--- TASK DATA ---
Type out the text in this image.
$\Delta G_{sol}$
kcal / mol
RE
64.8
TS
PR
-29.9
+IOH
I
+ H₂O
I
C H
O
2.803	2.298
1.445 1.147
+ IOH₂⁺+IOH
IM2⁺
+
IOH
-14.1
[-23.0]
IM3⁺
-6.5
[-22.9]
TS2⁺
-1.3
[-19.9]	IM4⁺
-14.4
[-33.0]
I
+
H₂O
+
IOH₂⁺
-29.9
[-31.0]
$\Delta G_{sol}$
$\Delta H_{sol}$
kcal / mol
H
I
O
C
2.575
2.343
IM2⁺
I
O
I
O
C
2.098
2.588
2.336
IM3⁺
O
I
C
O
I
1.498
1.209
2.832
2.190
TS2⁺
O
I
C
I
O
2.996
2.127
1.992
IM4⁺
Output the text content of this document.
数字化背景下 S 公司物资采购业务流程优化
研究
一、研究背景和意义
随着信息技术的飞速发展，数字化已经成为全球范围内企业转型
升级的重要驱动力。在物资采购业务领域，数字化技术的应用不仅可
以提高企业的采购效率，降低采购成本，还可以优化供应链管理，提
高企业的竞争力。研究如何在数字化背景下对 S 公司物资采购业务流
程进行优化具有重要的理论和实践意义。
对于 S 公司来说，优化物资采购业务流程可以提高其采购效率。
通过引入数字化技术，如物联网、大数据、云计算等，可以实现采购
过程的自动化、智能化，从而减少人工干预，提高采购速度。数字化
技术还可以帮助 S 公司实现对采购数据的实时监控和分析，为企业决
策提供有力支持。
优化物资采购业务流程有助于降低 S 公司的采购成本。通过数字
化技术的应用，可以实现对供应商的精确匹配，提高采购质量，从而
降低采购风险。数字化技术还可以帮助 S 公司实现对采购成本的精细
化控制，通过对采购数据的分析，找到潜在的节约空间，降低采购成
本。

--- WHAT YOU NEED TO DO ---
Where a line contains the string "this", extract that line.

--- SOLUTION TO THE PROBLEM ---
Type out the text in this image.
Output the text content of this document.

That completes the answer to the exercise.